### Record list
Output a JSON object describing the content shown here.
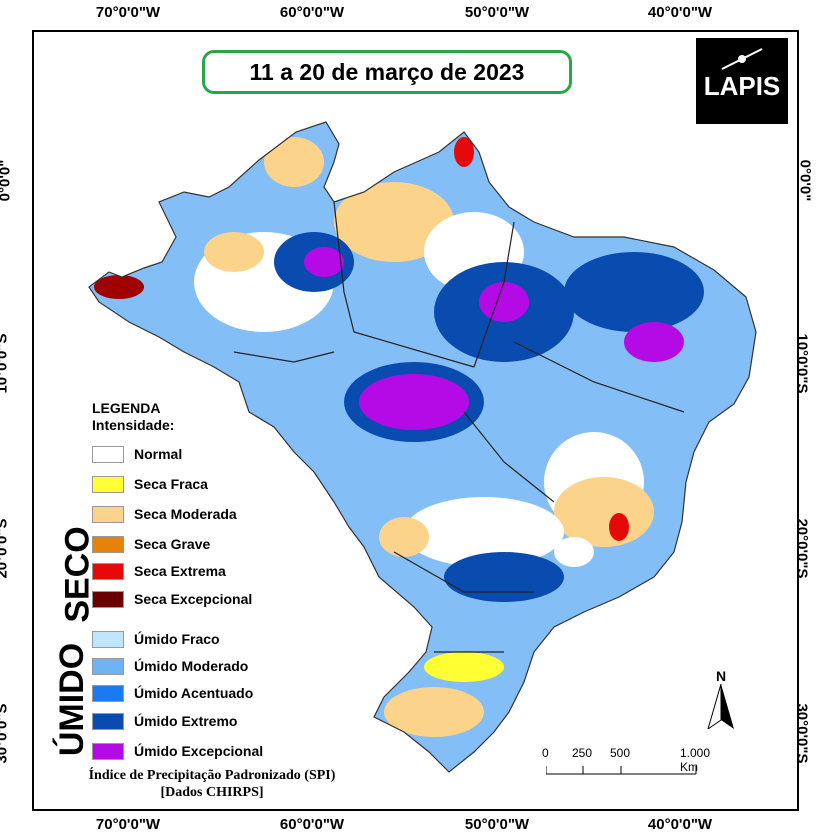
{
  "title": "11 a 20 de março de 2023",
  "logo_text": "LAPIS",
  "coords": {
    "top": [
      "70°0'0\"W",
      "60°0'0\"W",
      "50°0'0\"W",
      "40°0'0\"W"
    ],
    "bottom": [
      "70°0'0\"W",
      "60°0'0\"W",
      "50°0'0\"W",
      "40°0'0\"W"
    ],
    "left": [
      "0°0'0\"",
      "10°0'0\"S",
      "20°0'0\"S",
      "30°0'0\"S"
    ],
    "right": [
      "0°0'0\"",
      "10°0'0\"S",
      "20°0'0\"S",
      "30°0'0\"S"
    ]
  },
  "legend": {
    "title": "LEGENDA",
    "subtitle": "Intensidade:",
    "seco_label": "SECO",
    "umido_label": "ÚMIDO",
    "items": [
      {
        "label": "Normal",
        "color": "#ffffff"
      },
      {
        "label": "Seca Fraca",
        "color": "#ffff33"
      },
      {
        "label": "Seca Moderada",
        "color": "#fcd38a"
      },
      {
        "label": "Seca Grave",
        "color": "#e6820a"
      },
      {
        "label": "Seca Extrema",
        "color": "#e40a0a"
      },
      {
        "label": "Seca Excepcional",
        "color": "#6b0000"
      },
      {
        "label": "Úmido Fraco",
        "color": "#bfe6fb"
      },
      {
        "label": "Úmido Moderado",
        "color": "#6fb3f5"
      },
      {
        "label": "Úmido Acentuado",
        "color": "#1a7af0"
      },
      {
        "label": "Úmido Extremo",
        "color": "#0a4bb0"
      },
      {
        "label": "Úmido Excepcional",
        "color": "#b30ae6"
      }
    ]
  },
  "spi_line1": "Índice de Precipitação Padronizado (SPI)",
  "spi_line2": "[Dados CHIRPS]",
  "scale": {
    "labels": [
      "0",
      "250",
      "500",
      "1.000 Km"
    ]
  },
  "north_label": "N"
}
######
Short task: Using the entries above, return each line that includes the word "Seca".

Complete response:
        "label": "Seca Fraca",
        "label": "Seca Moderada",
        "label": "Seca Grave",
        "label": "Seca Extrema",
        "label": "Seca Excepcional",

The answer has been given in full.